■ **Written request**:
Pull out all lines from the listing below in which the word "Copy" appears.
◆ ◆ ◆ ◆ ◆ ◆ ◆
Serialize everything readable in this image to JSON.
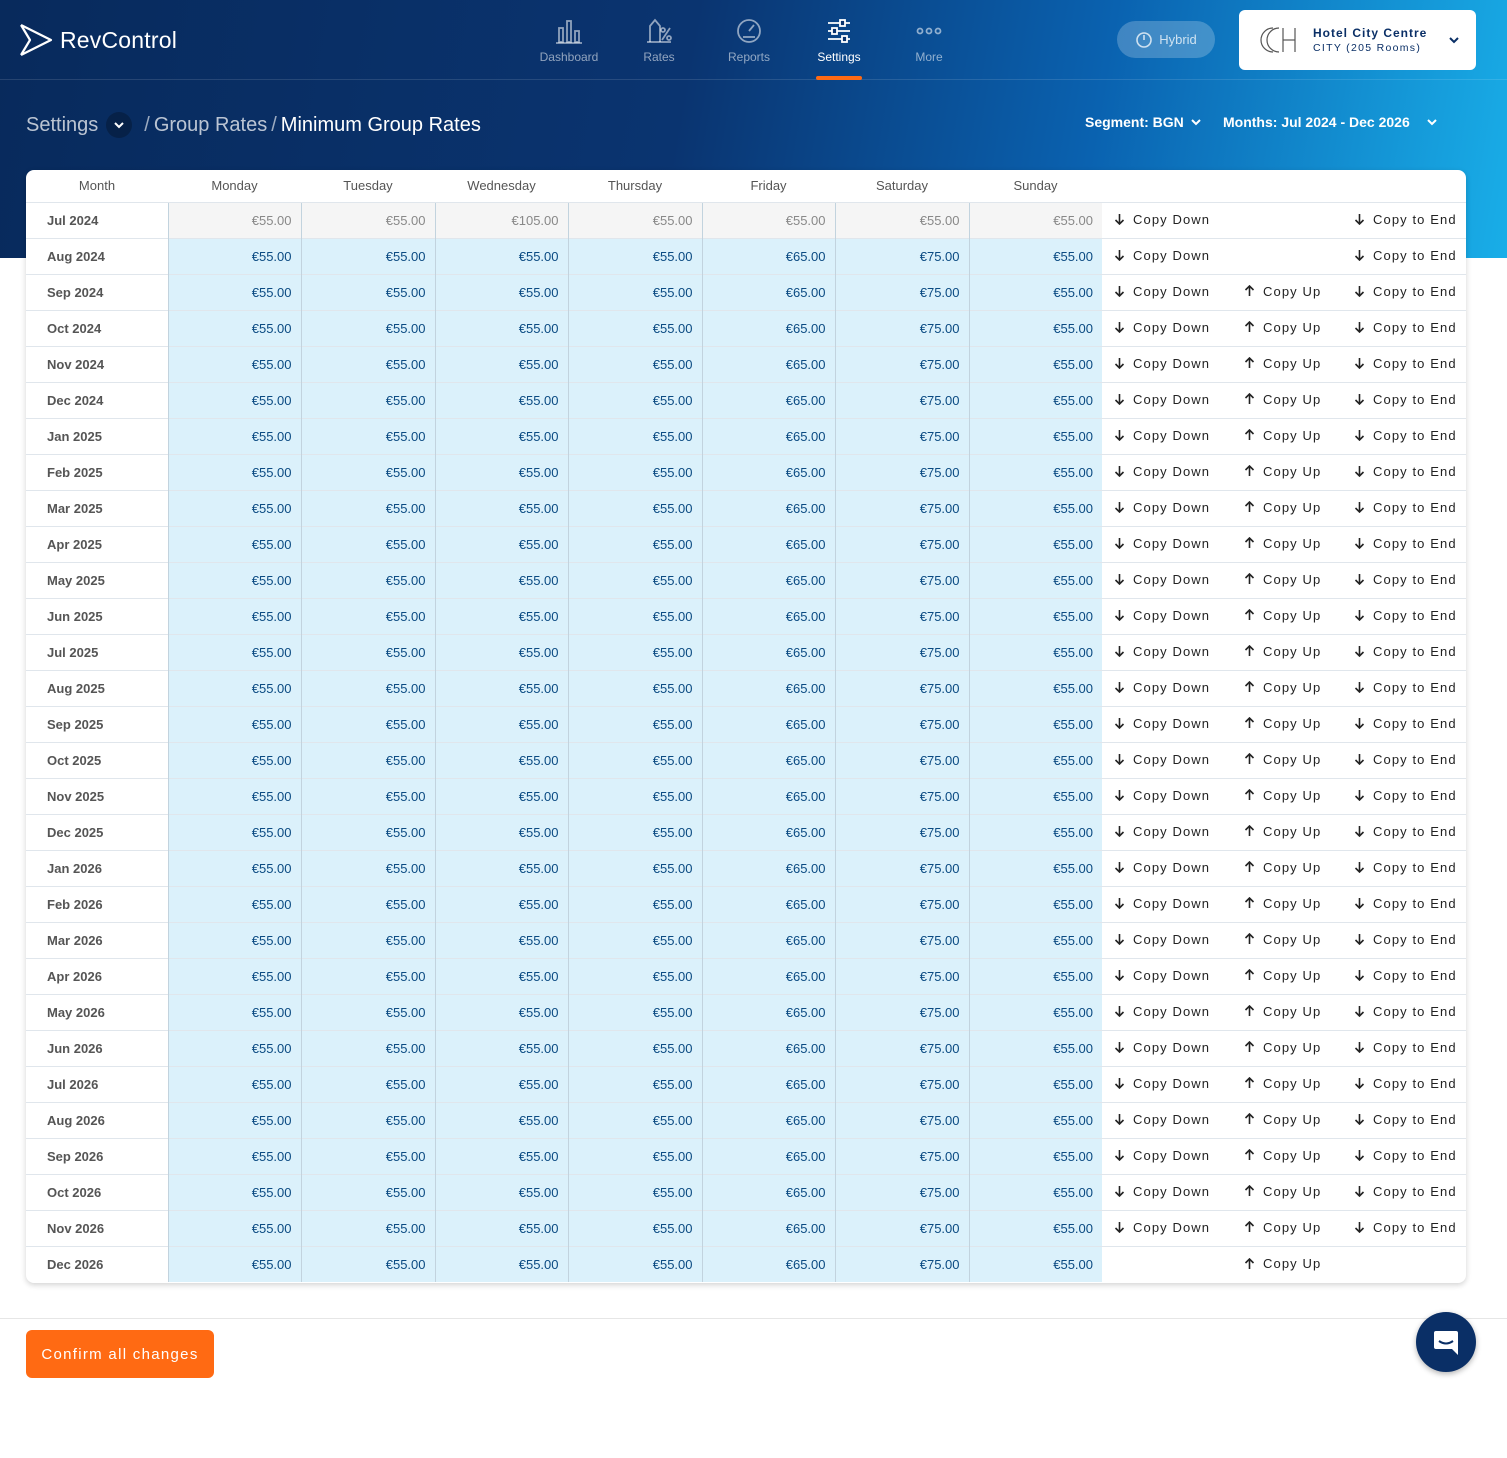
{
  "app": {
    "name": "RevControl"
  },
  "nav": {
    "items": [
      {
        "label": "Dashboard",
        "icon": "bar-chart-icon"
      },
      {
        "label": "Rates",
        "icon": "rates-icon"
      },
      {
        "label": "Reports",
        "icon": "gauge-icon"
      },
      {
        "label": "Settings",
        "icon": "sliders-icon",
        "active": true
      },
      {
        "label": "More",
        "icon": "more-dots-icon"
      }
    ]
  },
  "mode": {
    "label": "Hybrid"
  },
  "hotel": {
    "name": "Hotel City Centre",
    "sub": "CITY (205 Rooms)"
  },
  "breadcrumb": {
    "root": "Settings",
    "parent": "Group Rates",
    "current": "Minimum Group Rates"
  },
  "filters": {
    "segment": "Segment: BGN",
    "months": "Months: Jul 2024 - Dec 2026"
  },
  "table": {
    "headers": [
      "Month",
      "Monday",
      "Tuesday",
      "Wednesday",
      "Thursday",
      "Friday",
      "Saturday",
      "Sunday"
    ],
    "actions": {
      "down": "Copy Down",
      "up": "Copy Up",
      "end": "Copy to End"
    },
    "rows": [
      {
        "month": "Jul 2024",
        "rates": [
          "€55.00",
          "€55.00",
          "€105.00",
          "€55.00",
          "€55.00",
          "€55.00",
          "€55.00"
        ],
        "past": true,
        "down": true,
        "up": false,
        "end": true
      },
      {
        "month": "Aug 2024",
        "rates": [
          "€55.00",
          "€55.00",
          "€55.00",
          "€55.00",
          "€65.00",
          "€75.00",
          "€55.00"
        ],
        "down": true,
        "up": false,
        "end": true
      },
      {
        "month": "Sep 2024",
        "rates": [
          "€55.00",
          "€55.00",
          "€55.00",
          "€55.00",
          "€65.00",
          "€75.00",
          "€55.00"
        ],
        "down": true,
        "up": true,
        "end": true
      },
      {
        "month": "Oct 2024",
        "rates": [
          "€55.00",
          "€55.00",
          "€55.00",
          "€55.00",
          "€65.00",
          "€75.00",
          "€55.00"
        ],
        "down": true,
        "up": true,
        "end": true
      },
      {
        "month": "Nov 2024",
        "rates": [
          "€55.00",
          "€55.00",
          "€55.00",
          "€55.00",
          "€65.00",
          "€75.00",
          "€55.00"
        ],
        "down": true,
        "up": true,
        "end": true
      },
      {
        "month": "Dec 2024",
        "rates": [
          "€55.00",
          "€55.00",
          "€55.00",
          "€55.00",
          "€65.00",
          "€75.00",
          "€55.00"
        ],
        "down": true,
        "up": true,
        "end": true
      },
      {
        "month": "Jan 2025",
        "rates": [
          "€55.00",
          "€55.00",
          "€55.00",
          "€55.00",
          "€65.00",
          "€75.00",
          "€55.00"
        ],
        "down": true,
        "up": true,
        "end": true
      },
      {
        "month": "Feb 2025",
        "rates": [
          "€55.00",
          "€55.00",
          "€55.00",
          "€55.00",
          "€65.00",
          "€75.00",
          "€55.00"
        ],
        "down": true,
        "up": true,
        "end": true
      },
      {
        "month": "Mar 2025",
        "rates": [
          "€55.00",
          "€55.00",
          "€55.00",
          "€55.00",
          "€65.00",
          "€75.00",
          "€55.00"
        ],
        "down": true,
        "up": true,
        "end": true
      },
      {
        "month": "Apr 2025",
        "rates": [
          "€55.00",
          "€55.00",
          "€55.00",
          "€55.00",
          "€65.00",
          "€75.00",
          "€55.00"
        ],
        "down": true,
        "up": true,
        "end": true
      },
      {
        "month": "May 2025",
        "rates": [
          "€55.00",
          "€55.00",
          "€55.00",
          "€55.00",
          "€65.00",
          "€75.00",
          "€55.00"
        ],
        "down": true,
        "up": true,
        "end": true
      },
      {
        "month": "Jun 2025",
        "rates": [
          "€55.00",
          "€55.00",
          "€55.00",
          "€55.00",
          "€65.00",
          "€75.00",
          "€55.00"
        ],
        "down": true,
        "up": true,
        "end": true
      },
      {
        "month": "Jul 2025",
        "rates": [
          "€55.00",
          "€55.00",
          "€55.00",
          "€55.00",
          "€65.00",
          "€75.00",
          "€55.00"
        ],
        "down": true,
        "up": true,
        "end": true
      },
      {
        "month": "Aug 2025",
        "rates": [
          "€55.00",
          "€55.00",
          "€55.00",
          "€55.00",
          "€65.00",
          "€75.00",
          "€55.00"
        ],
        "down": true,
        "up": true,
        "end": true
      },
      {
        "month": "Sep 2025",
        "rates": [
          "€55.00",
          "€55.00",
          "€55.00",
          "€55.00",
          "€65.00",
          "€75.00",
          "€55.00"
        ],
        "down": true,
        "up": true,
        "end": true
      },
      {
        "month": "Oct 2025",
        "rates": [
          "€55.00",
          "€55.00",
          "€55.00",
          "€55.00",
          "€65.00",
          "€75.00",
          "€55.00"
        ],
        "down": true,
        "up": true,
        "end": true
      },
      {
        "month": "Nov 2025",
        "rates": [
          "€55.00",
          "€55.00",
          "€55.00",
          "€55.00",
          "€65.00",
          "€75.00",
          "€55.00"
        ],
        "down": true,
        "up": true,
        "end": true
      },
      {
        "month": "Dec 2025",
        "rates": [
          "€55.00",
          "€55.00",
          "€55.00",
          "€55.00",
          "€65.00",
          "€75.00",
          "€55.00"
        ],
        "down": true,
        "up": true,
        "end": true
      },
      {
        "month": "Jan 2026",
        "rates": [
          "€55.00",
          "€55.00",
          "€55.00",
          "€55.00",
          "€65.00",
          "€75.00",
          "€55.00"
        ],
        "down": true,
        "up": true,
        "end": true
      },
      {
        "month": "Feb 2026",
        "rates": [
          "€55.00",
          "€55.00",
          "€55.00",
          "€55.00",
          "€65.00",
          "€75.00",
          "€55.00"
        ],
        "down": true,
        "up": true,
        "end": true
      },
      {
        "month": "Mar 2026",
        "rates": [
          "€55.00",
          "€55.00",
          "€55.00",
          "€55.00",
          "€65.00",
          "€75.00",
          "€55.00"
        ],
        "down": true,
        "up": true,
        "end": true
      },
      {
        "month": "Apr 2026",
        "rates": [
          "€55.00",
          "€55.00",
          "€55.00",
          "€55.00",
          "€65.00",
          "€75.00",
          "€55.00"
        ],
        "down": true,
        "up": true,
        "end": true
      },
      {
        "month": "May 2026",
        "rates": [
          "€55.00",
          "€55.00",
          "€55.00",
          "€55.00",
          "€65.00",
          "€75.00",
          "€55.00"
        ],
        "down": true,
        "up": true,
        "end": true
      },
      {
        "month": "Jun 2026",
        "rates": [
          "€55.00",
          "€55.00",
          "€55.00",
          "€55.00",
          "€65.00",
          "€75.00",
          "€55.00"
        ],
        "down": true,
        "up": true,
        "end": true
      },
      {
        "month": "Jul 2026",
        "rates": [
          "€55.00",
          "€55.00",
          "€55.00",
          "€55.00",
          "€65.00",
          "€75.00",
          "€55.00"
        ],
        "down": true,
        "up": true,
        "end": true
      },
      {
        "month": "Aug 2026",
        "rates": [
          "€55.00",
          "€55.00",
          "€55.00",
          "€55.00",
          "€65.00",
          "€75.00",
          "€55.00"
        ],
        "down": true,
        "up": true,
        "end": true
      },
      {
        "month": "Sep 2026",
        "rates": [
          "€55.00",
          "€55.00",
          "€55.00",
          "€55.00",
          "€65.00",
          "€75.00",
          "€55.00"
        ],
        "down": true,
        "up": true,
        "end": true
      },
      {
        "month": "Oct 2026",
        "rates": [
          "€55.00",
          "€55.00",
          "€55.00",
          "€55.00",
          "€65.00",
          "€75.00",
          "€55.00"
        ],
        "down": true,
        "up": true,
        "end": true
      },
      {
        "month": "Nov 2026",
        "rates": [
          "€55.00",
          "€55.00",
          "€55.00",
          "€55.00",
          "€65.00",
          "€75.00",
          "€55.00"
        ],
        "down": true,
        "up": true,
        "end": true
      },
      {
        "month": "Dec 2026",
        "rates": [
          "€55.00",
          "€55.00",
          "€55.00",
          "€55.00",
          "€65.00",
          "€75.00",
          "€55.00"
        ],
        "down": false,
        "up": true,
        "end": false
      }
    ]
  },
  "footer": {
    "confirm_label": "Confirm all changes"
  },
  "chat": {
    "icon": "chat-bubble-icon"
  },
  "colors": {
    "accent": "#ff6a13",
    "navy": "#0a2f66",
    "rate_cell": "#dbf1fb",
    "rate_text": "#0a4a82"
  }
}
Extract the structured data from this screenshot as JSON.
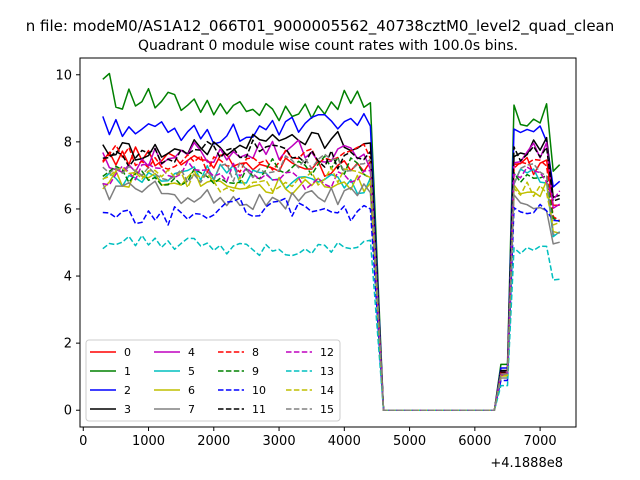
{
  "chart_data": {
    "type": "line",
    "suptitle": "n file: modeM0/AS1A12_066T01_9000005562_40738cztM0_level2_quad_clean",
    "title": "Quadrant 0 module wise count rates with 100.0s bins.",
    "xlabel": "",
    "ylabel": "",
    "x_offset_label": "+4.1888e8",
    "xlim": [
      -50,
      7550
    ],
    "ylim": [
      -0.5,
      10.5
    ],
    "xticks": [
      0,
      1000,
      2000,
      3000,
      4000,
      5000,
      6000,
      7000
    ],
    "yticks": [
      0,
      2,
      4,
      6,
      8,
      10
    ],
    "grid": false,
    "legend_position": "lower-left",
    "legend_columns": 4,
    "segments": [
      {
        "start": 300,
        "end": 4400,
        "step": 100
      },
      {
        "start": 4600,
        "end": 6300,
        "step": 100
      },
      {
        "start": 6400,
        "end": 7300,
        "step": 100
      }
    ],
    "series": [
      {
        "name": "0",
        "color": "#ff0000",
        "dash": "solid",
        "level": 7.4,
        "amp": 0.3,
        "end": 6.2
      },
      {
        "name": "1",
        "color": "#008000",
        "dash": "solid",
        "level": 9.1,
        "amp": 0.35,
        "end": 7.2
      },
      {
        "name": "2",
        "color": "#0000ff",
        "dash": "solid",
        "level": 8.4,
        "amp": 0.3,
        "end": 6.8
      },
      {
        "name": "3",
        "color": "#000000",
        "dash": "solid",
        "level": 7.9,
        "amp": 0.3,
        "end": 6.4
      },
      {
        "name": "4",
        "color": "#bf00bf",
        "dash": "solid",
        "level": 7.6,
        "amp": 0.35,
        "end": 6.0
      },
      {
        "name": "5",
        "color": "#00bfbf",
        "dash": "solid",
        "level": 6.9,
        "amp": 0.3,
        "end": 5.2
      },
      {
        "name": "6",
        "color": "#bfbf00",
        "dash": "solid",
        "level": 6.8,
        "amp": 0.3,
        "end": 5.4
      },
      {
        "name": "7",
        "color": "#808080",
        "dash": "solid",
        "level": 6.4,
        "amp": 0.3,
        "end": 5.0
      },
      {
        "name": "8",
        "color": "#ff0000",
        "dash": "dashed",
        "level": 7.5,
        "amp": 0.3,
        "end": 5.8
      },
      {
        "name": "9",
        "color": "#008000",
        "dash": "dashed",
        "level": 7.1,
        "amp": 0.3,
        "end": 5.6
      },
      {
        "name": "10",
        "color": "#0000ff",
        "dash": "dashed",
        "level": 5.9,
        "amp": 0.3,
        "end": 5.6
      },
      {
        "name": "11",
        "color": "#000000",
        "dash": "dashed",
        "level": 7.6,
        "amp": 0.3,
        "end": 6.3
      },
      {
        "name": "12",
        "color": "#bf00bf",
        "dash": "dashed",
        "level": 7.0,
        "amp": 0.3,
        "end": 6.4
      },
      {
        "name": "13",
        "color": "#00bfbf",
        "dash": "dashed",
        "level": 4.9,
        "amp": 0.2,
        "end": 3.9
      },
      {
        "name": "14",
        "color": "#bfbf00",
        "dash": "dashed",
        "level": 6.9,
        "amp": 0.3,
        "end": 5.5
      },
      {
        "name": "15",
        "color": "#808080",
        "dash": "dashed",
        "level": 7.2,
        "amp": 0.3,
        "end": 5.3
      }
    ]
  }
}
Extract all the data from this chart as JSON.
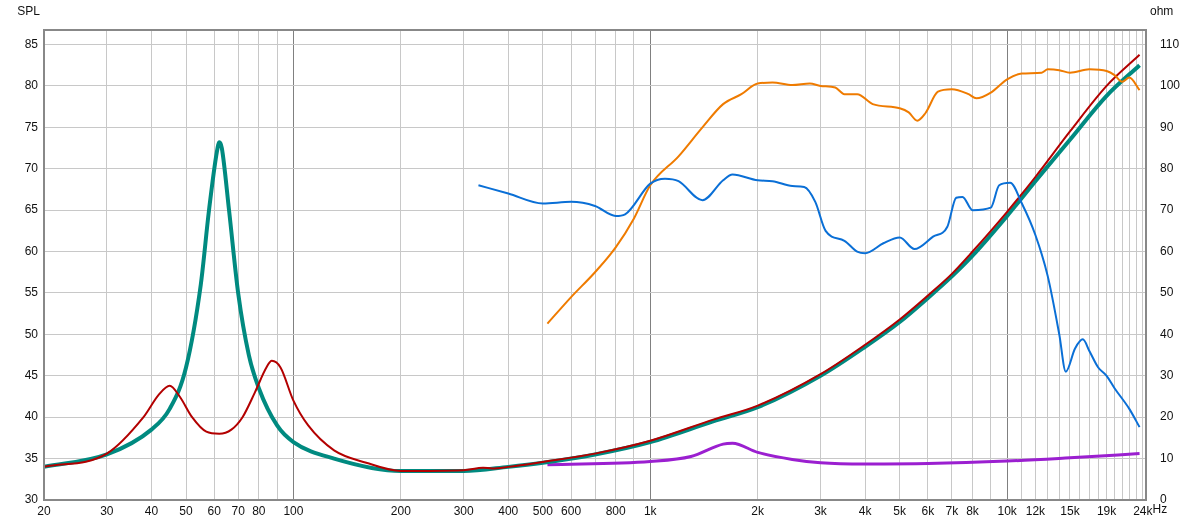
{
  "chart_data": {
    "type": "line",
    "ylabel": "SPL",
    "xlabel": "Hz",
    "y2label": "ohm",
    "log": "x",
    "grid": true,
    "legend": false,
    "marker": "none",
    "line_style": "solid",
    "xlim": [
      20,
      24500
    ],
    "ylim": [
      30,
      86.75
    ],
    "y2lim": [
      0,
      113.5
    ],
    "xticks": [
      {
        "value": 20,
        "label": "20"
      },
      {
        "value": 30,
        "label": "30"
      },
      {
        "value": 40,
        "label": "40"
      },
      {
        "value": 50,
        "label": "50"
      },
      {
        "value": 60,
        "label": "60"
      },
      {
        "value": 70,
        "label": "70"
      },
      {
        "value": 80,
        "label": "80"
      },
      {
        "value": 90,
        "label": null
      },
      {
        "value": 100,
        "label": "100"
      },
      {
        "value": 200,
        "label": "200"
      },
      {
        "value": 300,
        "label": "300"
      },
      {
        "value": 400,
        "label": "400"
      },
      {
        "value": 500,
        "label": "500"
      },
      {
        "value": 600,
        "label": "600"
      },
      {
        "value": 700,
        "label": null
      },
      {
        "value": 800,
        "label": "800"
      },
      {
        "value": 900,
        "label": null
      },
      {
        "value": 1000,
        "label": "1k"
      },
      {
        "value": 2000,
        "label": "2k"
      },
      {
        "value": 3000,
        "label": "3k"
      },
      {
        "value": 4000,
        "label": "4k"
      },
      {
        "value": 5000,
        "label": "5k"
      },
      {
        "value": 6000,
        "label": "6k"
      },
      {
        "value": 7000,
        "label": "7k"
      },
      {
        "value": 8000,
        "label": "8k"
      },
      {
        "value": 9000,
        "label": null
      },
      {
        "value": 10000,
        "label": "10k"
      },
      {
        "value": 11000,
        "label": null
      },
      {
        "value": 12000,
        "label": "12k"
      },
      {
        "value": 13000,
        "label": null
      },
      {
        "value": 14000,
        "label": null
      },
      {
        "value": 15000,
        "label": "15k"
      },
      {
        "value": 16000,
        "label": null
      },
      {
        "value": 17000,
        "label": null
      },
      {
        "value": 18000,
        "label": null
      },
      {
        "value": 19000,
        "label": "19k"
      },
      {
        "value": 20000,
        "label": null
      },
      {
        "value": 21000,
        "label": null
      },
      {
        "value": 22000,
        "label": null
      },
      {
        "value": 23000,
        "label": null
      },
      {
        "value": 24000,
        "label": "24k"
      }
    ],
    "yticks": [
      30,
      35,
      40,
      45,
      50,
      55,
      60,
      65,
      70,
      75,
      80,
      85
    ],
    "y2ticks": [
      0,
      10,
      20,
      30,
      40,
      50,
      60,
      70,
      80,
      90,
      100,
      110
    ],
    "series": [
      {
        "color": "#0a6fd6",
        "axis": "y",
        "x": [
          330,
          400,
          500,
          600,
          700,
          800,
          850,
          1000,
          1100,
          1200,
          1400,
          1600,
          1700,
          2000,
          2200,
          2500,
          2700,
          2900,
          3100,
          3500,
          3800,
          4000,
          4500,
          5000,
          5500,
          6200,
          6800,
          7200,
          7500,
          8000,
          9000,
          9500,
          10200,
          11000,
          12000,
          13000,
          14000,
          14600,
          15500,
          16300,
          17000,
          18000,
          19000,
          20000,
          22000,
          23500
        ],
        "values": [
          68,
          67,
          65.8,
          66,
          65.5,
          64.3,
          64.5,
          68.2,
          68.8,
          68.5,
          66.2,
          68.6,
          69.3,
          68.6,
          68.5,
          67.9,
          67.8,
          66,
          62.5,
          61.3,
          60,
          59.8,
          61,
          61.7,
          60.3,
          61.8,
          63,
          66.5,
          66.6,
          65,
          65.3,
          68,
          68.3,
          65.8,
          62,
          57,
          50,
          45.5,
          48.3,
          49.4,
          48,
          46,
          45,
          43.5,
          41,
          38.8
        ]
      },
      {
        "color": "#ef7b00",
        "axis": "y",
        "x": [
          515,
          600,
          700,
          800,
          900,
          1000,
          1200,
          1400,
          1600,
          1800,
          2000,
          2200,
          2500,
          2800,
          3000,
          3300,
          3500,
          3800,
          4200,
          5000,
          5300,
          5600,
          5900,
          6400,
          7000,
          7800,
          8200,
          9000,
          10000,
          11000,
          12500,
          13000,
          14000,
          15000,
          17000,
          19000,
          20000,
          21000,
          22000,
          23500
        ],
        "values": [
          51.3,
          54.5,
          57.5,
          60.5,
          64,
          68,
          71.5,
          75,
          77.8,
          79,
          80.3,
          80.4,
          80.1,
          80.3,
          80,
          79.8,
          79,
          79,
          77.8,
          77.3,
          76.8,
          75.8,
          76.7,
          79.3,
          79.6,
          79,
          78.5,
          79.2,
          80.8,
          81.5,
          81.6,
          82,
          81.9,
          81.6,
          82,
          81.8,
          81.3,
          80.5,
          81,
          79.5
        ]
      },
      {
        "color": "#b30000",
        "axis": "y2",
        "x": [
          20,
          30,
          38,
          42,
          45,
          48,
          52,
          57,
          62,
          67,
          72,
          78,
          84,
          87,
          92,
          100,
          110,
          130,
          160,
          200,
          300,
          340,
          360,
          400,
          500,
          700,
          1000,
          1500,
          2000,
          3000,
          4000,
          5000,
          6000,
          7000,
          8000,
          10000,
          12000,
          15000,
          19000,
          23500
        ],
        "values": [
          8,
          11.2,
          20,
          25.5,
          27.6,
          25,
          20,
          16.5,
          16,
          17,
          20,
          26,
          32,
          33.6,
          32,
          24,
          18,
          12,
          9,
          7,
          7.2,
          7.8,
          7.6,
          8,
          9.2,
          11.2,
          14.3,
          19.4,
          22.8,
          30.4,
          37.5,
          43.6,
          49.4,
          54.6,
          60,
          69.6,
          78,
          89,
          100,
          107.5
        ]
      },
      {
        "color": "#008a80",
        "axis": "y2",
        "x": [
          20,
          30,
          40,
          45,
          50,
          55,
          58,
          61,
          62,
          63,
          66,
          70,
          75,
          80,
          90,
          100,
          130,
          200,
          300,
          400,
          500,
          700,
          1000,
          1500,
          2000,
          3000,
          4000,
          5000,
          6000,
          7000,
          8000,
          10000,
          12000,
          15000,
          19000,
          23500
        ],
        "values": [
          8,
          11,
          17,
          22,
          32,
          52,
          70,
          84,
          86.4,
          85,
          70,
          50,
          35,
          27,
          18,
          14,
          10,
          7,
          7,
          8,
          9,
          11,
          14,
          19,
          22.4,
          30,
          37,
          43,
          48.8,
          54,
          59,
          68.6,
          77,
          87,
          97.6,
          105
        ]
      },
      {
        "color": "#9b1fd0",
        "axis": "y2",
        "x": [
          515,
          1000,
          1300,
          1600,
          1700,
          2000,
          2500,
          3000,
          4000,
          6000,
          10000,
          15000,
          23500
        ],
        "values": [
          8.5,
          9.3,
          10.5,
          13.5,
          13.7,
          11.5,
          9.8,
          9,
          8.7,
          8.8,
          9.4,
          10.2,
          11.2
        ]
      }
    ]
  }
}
◆ ◆ ◆ ◆ ◆ ◆ ◆
■ **The answer**:
      "down": "Copy Down",
      "up": "Copy Up",
      "end": "Copy to End"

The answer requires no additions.